--- Document text Enclosed Below ---
GET /api/v1/chats/{id} should return content for admin

[Mara-Li]

In an instance shared between multiple user, the admin can't get the content of a specific conversation using an endpoint, resulting to a 401 response.
But; the admin can get all conversation using the endpoint GET api/v1/chats/all/db.

It leads to inconsistancies, as the admin could read all conversation if the environment key for that is set to true.

Solution: The admin should be able to pull a conversation.

Getting the conversation with the db is pretty long, so it can't be used in production.

[frenzybiscuit]

Alternatively: Don't spy on your users.

[Mara-Li]

In my case, pretty specific i know, it's for a family sharing where every one is warned about this case.
The conversation are stored in the knowledge to create a sort of salf aware model.

Also:

1. Admin have by default access to all conversation
2. Admin also have access to all conversation in the db.

So, if we want to prevents spying even with the admin read rights, the access to the db should be removed. Or the conversation should be cleaned to only have the admin.

My request is just to uniformize the behavior.

[frenzybiscuit]

There is a difference between the sys admin / root user having access to the database and one of the countless open-webui admin having access to every chat O.o.

Family sharing? Even more reason to not have access to the chats.

[frenzybiscuit]

actually this entire conversation has turned creepy AF. Why do you want access to your kids chats?

Please don't say to moderate them. If you don't trust them, revoke their access.

[rgaricano]

In this case the problem isn't trust the childs, is trust the models, but it could be solved with a good & sane prompting.

[Mara-Li]

Why do you even think I have children ????
I share the container to my father, brother, and mother. I don't even have children ???
--- End of Enclosed Document text ---
--- Listed entries Enclosed Below ---
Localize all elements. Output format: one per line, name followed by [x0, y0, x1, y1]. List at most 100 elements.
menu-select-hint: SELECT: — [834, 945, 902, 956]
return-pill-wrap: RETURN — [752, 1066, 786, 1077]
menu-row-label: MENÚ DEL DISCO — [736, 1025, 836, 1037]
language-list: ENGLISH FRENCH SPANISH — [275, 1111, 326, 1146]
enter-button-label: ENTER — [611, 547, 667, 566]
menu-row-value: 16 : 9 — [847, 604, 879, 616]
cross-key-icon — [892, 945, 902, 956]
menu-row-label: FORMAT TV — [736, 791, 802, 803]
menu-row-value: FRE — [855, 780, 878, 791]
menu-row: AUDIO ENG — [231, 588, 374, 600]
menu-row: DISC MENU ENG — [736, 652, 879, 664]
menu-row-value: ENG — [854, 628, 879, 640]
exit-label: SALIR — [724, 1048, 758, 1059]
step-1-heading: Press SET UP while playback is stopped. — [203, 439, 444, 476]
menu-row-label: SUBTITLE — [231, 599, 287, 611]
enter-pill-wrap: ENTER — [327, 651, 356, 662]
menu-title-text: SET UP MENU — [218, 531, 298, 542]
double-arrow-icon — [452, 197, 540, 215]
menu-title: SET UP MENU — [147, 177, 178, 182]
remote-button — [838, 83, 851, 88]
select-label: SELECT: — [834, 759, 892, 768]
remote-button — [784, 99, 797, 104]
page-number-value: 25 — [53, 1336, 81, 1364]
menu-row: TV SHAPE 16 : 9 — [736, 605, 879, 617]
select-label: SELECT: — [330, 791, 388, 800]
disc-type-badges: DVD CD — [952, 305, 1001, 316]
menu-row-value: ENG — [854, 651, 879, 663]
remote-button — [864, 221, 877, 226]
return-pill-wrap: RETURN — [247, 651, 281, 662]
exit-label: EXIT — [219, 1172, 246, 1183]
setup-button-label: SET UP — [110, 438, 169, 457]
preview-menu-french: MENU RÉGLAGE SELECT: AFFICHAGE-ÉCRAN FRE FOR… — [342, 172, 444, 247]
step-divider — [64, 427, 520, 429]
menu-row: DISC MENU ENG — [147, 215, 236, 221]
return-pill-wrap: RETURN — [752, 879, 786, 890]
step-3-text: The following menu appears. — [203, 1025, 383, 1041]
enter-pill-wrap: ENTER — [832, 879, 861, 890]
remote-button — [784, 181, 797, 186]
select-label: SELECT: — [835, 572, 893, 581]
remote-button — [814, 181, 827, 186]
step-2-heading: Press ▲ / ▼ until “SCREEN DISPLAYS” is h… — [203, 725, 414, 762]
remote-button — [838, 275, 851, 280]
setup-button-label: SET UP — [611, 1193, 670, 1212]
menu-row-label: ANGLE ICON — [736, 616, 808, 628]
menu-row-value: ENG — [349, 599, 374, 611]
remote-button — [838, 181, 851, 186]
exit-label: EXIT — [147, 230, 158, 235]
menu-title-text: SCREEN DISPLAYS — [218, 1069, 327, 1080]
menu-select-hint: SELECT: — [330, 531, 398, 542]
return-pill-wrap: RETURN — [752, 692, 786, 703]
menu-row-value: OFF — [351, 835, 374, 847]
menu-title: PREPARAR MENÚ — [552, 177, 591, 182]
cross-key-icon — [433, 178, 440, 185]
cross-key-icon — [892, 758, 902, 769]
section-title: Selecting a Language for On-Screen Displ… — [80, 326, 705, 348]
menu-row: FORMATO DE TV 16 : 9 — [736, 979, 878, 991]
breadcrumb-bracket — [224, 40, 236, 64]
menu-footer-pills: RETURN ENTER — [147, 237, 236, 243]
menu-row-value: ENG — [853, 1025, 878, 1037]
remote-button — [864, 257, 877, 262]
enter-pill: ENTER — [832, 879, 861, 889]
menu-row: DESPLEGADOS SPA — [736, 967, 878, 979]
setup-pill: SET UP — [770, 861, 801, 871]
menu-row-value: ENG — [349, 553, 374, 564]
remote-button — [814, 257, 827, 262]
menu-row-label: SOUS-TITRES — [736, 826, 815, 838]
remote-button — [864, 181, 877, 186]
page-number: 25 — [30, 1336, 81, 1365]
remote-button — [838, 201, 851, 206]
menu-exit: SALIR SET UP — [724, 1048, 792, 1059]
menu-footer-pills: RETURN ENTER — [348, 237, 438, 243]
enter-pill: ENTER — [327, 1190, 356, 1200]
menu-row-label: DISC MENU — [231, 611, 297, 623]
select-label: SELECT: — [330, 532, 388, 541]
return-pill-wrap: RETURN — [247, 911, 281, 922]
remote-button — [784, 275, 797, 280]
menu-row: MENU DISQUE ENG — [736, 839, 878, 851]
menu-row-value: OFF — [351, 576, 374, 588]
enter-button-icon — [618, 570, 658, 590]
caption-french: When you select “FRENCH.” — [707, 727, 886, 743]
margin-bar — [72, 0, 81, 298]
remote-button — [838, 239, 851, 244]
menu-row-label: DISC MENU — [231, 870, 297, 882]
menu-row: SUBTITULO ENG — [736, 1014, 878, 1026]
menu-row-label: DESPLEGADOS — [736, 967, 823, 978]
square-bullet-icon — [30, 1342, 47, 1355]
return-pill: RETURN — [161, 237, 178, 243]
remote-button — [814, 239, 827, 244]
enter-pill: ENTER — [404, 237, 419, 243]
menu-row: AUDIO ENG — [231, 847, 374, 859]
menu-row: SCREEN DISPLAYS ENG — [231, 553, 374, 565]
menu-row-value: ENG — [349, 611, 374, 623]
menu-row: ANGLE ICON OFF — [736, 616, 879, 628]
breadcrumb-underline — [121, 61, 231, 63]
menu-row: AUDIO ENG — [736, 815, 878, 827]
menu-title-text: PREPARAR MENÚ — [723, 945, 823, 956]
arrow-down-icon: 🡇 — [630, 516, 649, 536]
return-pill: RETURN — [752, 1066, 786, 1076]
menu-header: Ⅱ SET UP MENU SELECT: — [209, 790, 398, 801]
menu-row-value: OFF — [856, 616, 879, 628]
--- End of Enclosed Listed entries ---
__What the task requires__:
Write out the whole forum thread about admin access to individual chats through the API, word for word.

__Answer to this task__:
GET /api/v1/chats/{id} should return content for admin

[Mara-Li]

In an instance shared between multiple user, the admin can't get the content of a specific conversation using an endpoint, resulting to a 401 response.
But; the admin can get all conversation using the endpoint GET api/v1/chats/all/db.

It leads to inconsistancies, as the admin could read all conversation if the environment key for that is set to true.

Solution: The admin should be able to pull a conversation.

Getting the conversation with the db is pretty long, so it can't be used in production.

[frenzybiscuit]

Alternatively: Don't spy on your users.

[Mara-Li]

In my case, pretty specific i know, it's for a family sharing where every one is warned about this case.
The conversation are stored in the knowledge to create a sort of salf aware model.

Also:

1. Admin have by default access to all conversation
2. Admin also have access to all conversation in the db.

So, if we want to prevents spying even with the admin read rights, the access to the db should be removed. Or the conversation should be cleaned to only have the admin.

My request is just to uniformize the behavior.

[frenzybiscuit]

There is a difference between the sys admin / root user having access to the database and one of the countless open-webui admin having access to every chat O.o.

Family sharing? Even more reason to not have access to the chats.

[frenzybiscuit]

actually this entire conversation has turned creepy AF. Why do you want access to your kids chats?

Please don't say to moderate them. If you don't trust them, revoke their access.

[rgaricano]

In this case the problem isn't trust the childs, is trust the models, but it could be solved with a good & sane prompting.

[Mara-Li]

Why do you even think I have children ????
I share the container to my father, brother, and mother. I don't even have children ???